◆ WORK TO COMPLETE
Write out the whole listing again, exactly as given.

◆ INPUT MATERIAL
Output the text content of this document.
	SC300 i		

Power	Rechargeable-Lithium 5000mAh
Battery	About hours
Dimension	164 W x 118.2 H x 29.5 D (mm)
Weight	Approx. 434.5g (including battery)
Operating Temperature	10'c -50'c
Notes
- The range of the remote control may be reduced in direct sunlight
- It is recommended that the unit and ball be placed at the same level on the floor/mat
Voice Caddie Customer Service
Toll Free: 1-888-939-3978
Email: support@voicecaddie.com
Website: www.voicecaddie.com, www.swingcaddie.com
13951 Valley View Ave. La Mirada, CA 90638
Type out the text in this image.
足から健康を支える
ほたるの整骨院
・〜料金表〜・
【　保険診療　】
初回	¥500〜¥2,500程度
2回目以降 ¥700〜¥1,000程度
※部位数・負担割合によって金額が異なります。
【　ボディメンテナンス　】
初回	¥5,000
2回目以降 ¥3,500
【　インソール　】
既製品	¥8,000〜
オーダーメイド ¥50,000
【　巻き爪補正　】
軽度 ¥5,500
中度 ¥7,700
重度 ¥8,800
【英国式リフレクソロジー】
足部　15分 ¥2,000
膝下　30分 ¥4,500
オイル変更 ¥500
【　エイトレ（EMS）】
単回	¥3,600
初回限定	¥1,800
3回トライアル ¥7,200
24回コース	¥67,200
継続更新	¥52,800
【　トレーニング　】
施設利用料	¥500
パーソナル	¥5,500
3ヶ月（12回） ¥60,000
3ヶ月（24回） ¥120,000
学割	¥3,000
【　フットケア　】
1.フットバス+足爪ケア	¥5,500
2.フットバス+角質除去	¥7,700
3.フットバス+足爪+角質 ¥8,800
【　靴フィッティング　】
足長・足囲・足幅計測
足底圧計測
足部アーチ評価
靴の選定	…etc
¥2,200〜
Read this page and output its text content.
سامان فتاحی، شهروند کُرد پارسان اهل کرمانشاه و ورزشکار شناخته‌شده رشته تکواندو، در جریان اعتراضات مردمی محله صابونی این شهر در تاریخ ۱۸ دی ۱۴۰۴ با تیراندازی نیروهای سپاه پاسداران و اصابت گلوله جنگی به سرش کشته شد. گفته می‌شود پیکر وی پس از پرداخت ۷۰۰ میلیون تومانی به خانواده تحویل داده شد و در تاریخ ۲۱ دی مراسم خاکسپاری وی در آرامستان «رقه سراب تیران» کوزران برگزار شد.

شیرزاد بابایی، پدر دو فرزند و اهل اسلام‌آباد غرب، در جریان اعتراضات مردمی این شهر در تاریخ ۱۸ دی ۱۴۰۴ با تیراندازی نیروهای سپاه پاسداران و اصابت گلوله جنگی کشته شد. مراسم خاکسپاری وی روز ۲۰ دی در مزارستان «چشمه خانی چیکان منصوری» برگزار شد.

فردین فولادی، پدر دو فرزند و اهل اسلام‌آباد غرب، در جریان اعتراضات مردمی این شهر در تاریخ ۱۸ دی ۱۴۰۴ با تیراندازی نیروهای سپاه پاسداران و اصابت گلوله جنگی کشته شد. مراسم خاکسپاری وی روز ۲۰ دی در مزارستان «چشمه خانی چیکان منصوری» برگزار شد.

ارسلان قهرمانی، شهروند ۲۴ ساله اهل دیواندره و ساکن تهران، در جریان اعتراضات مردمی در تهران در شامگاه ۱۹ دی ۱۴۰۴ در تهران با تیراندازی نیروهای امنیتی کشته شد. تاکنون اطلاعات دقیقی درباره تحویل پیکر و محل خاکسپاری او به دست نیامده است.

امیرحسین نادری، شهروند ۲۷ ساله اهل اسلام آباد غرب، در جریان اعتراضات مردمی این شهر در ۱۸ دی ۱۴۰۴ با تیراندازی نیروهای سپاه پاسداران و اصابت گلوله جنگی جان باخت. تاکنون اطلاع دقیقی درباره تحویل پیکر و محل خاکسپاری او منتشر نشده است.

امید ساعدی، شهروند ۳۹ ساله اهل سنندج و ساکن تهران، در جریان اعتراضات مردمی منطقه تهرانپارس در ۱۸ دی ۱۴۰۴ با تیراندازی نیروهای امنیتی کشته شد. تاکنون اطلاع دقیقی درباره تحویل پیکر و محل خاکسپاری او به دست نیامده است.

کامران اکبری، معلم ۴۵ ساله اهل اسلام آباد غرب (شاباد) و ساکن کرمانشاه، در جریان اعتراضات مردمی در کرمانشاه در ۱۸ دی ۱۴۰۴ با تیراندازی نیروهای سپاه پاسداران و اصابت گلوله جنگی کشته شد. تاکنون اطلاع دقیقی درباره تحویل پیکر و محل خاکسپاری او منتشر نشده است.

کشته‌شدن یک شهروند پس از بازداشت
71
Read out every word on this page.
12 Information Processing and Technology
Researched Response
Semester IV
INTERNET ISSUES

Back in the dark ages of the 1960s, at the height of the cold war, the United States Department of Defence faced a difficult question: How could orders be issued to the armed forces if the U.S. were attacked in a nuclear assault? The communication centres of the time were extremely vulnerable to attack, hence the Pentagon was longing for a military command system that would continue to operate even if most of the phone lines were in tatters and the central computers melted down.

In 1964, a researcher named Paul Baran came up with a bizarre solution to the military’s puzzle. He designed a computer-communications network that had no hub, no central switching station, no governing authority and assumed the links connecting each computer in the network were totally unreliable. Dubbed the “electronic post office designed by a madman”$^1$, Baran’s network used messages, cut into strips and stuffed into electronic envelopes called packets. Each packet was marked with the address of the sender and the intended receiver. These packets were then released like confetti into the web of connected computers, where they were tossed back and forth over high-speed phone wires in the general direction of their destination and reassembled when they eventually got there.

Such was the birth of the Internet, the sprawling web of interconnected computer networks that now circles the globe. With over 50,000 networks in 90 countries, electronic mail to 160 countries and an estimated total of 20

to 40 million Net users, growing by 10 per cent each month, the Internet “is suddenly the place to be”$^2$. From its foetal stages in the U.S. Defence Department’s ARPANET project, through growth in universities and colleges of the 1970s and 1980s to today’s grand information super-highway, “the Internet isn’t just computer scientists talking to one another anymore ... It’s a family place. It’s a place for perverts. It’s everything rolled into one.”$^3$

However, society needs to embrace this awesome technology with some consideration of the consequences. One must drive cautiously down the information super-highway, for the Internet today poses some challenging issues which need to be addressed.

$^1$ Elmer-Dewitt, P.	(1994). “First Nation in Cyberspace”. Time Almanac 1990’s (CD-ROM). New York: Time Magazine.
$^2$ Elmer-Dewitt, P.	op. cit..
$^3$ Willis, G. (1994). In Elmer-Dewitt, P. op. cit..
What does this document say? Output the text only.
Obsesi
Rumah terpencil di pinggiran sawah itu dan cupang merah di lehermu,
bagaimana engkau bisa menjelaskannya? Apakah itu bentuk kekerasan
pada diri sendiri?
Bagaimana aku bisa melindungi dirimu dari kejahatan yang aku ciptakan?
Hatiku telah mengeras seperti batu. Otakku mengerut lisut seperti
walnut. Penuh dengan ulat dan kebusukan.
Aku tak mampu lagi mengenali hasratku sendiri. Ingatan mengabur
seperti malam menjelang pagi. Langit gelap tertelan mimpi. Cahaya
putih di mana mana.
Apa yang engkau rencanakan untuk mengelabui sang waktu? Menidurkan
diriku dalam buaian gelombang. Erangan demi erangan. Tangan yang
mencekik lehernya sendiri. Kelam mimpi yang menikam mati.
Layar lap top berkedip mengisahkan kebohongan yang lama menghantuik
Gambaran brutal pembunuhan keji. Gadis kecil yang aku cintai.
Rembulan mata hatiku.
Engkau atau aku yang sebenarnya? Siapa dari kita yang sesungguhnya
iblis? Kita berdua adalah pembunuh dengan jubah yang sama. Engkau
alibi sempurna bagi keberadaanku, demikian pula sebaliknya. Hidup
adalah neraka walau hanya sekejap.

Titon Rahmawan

◆ ANSWER TO THE PROBLEM
Output the text content of this document.
	SC300 i		

Power	Rechargeable-Lithium 5000mAh
Battery	About hours
Dimension	164 W x 118.2 H x 29.5 D (mm)
Weight	Approx. 434.5g (including battery)
Operating Temperature	10'c -50'c
Notes
- The range of the remote control may be reduced in direct sunlight
- It is recommended that the unit and ball be placed at the same level on the floor/mat
Voice Caddie Customer Service
Toll Free: 1-888-939-3978
Email: support@voicecaddie.com
Website: www.voicecaddie.com, www.swingcaddie.com
13951 Valley View Ave. La Mirada, CA 90638
Type out the text in this image.
足から健康を支える
ほたるの整骨院
・〜料金表〜・
【　保険診療　】
初回	¥500〜¥2,500程度
2回目以降 ¥700〜¥1,000程度
※部位数・負担割合によって金額が異なります。
【　ボディメンテナンス　】
初回	¥5,000
2回目以降 ¥3,500
【　インソール　】
既製品	¥8,000〜
オーダーメイド ¥50,000
【　巻き爪補正　】
軽度 ¥5,500
中度 ¥7,700
重度 ¥8,800
【英国式リフレクソロジー】
足部　15分 ¥2,000
膝下　30分 ¥4,500
オイル変更 ¥500
【　エイトレ（EMS）】
単回	¥3,600
初回限定	¥1,800
3回トライアル ¥7,200
24回コース	¥67,200
継続更新	¥52,800
【　トレーニング　】
施設利用料	¥500
パーソナル	¥5,500
3ヶ月（12回） ¥60,000
3ヶ月（24回） ¥120,000
学割	¥3,000
【　フットケア　】
1.フットバス+足爪ケア	¥5,500
2.フットバス+角質除去	¥7,700
3.フットバス+足爪+角質 ¥8,800
【　靴フィッティング　】
足長・足囲・足幅計測
足底圧計測
足部アーチ評価
靴の選定	…etc
¥2,200〜
Read this page and output its text content.
سامان فتاحی، شهروند کُرد پارسان اهل کرمانشاه و ورزشکار شناخته‌شده رشته تکواندو، در جریان اعتراضات مردمی محله صابونی این شهر در تاریخ ۱۸ دی ۱۴۰۴ با تیراندازی نیروهای سپاه پاسداران و اصابت گلوله جنگی به سرش کشته شد. گفته می‌شود پیکر وی پس از پرداخت ۷۰۰ میلیون تومانی به خانواده تحویل داده شد و در تاریخ ۲۱ دی مراسم خاکسپاری وی در آرامستان «رقه سراب تیران» کوزران برگزار شد.

شیرزاد بابایی، پدر دو فرزند و اهل اسلام‌آباد غرب، در جریان اعتراضات مردمی این شهر در تاریخ ۱۸ دی ۱۴۰۴ با تیراندازی نیروهای سپاه پاسداران و اصابت گلوله جنگی کشته شد. مراسم خاکسپاری وی روز ۲۰ دی در مزارستان «چشمه خانی چیکان منصوری» برگزار شد.

فردین فولادی، پدر دو فرزند و اهل اسلام‌آباد غرب، در جریان اعتراضات مردمی این شهر در تاریخ ۱۸ دی ۱۴۰۴ با تیراندازی نیروهای سپاه پاسداران و اصابت گلوله جنگی کشته شد. مراسم خاکسپاری وی روز ۲۰ دی در مزارستان «چشمه خانی چیکان منصوری» برگزار شد.

ارسلان قهرمانی، شهروند ۲۴ ساله اهل دیواندره و ساکن تهران، در جریان اعتراضات مردمی در تهران در شامگاه ۱۹ دی ۱۴۰۴ در تهران با تیراندازی نیروهای امنیتی کشته شد. تاکنون اطلاعات دقیقی درباره تحویل پیکر و محل خاکسپاری او به دست نیامده است.

امیرحسین نادری، شهروند ۲۷ ساله اهل اسلام آباد غرب، در جریان اعتراضات مردمی این شهر در ۱۸ دی ۱۴۰۴ با تیراندازی نیروهای سپاه پاسداران و اصابت گلوله جنگی جان باخت. تاکنون اطلاع دقیقی درباره تحویل پیکر و محل خاکسپاری او منتشر نشده است.

امید ساعدی، شهروند ۳۹ ساله اهل سنندج و ساکن تهران، در جریان اعتراضات مردمی منطقه تهرانپارس در ۱۸ دی ۱۴۰۴ با تیراندازی نیروهای امنیتی کشته شد. تاکنون اطلاع دقیقی درباره تحویل پیکر و محل خاکسپاری او به دست نیامده است.

کامران اکبری، معلم ۴۵ ساله اهل اسلام آباد غرب (شاباد) و ساکن کرمانشاه، در جریان اعتراضات مردمی در کرمانشاه در ۱۸ دی ۱۴۰۴ با تیراندازی نیروهای سپاه پاسداران و اصابت گلوله جنگی کشته شد. تاکنون اطلاع دقیقی درباره تحویل پیکر و محل خاکسپاری او منتشر نشده است.

کشته‌شدن یک شهروند پس از بازداشت
71
Read out every word on this page.
12 Information Processing and Technology
Researched Response
Semester IV
INTERNET ISSUES

Back in the dark ages of the 1960s, at the height of the cold war, the United States Department of Defence faced a difficult question: How could orders be issued to the armed forces if the U.S. were attacked in a nuclear assault? The communication centres of the time were extremely vulnerable to attack, hence the Pentagon was longing for a military command system that would continue to operate even if most of the phone lines were in tatters and the central computers melted down.

In 1964, a researcher named Paul Baran came up with a bizarre solution to the military’s puzzle. He designed a computer-communications network that had no hub, no central switching station, no governing authority and assumed the links connecting each computer in the network were totally unreliable. Dubbed the “electronic post office designed by a madman”$^1$, Baran’s network used messages, cut into strips and stuffed into electronic envelopes called packets. Each packet was marked with the address of the sender and the intended receiver. These packets were then released like confetti into the web of connected computers, where they were tossed back and forth over high-speed phone wires in the general direction of their destination and reassembled when they eventually got there.

Such was the birth of the Internet, the sprawling web of interconnected computer networks that now circles the globe. With over 50,000 networks in 90 countries, electronic mail to 160 countries and an estimated total of 20

to 40 million Net users, growing by 10 per cent each month, the Internet “is suddenly the place to be”$^2$. From its foetal stages in the U.S. Defence Department’s ARPANET project, through growth in universities and colleges of the 1970s and 1980s to today’s grand information super-highway, “the Internet isn’t just computer scientists talking to one another anymore ... It’s a family place. It’s a place for perverts. It’s everything rolled into one.”$^3$

However, society needs to embrace this awesome technology with some consideration of the consequences. One must drive cautiously down the information super-highway, for the Internet today poses some challenging issues which need to be addressed.

$^1$ Elmer-Dewitt, P.	(1994). “First Nation in Cyberspace”. Time Almanac 1990’s (CD-ROM). New York: Time Magazine.
$^2$ Elmer-Dewitt, P.	op. cit..
$^3$ Willis, G. (1994). In Elmer-Dewitt, P. op. cit..
What does this document say? Output the text only.
Obsesi
Rumah terpencil di pinggiran sawah itu dan cupang merah di lehermu,
bagaimana engkau bisa menjelaskannya? Apakah itu bentuk kekerasan
pada diri sendiri?
Bagaimana aku bisa melindungi dirimu dari kejahatan yang aku ciptakan?
Hatiku telah mengeras seperti batu. Otakku mengerut lisut seperti
walnut. Penuh dengan ulat dan kebusukan.
Aku tak mampu lagi mengenali hasratku sendiri. Ingatan mengabur
seperti malam menjelang pagi. Langit gelap tertelan mimpi. Cahaya
putih di mana mana.
Apa yang engkau rencanakan untuk mengelabui sang waktu? Menidurkan
diriku dalam buaian gelombang. Erangan demi erangan. Tangan yang
mencekik lehernya sendiri. Kelam mimpi yang menikam mati.
Layar lap top berkedip mengisahkan kebohongan yang lama menghantuik
Gambaran brutal pembunuhan keji. Gadis kecil yang aku cintai.
Rembulan mata hatiku.
Engkau atau aku yang sebenarnya? Siapa dari kita yang sesungguhnya
iblis? Kita berdua adalah pembunuh dengan jubah yang sama. Engkau
alibi sempurna bagi keberadaanku, demikian pula sebaliknya. Hidup
adalah neraka walau hanya sekejap.

Titon Rahmawan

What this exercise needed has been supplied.